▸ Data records
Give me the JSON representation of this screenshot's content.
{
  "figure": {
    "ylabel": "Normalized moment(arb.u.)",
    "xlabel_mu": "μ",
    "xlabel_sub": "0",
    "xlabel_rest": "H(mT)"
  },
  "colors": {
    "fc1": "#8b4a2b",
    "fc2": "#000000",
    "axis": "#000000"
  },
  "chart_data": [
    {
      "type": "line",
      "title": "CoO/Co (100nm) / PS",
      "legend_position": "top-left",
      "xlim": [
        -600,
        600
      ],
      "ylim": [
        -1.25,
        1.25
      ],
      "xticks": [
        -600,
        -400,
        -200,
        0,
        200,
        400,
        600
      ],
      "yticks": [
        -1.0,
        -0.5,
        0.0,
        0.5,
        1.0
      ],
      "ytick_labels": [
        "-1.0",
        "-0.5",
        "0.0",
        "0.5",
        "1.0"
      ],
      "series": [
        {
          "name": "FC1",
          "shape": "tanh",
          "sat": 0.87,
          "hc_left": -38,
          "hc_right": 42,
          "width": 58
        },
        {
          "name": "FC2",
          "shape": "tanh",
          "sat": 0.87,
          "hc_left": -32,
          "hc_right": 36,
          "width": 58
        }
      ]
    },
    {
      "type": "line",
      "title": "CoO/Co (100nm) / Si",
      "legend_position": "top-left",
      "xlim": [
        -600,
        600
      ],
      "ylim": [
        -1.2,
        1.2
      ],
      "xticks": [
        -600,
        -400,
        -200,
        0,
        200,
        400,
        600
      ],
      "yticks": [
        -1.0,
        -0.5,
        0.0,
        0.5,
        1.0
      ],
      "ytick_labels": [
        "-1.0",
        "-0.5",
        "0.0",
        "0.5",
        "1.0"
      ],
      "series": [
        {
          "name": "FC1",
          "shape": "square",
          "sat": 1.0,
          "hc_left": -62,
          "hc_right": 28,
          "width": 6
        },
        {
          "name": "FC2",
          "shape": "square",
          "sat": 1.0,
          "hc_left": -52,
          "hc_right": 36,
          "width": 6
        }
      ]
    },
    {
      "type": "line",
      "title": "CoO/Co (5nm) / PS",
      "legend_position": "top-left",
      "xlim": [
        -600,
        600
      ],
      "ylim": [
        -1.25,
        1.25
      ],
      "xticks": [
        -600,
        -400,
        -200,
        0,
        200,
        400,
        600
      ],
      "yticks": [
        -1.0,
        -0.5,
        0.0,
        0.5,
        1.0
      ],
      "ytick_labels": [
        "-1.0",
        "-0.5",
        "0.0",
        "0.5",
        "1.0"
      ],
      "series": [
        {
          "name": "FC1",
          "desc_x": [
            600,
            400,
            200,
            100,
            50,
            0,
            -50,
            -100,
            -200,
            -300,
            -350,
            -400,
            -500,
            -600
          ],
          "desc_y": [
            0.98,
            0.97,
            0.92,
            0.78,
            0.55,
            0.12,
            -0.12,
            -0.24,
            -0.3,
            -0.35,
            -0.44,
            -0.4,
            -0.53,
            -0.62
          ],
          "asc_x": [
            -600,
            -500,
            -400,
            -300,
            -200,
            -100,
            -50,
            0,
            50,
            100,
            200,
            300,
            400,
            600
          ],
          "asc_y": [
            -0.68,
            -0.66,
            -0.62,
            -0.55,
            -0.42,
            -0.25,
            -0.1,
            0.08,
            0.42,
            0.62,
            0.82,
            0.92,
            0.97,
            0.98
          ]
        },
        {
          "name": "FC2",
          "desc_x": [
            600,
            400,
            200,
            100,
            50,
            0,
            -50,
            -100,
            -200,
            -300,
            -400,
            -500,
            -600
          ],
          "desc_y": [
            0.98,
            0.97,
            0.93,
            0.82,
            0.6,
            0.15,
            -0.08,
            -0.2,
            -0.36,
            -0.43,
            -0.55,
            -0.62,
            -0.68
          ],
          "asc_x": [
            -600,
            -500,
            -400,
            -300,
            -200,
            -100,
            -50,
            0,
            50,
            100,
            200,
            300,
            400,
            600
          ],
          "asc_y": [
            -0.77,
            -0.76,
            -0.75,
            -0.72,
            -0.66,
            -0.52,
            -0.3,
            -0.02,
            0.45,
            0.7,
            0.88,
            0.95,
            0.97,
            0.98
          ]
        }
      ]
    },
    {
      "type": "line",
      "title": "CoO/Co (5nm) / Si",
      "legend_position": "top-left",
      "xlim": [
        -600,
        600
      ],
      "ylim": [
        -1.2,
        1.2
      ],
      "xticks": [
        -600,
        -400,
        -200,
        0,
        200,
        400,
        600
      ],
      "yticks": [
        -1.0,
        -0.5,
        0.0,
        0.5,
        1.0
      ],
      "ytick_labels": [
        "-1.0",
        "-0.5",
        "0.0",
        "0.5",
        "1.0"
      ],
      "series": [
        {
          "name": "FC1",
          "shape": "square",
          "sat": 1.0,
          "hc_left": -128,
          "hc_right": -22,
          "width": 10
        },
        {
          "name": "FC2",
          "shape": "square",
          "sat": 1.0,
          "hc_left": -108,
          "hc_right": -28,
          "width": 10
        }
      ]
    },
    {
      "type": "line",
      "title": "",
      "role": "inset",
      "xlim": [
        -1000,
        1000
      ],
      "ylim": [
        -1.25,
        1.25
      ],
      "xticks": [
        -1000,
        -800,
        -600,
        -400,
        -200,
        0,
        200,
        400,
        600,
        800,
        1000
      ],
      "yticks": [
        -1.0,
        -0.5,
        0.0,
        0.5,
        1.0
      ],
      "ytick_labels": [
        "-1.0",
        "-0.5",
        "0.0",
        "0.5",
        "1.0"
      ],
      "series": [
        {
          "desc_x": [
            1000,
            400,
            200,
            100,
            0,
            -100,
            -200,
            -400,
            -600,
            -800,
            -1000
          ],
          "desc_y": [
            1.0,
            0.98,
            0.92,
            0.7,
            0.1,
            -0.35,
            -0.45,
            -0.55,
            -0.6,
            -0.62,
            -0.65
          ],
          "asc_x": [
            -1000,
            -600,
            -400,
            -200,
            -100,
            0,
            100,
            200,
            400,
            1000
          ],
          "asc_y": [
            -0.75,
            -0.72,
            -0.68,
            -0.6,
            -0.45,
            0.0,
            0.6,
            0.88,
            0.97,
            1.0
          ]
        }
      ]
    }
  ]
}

▸ GIVEN EXERCISE
Report the number of lines in the listing where the string "title" appears, and nothing besides.

▸ EXERCISE OUTPUT
5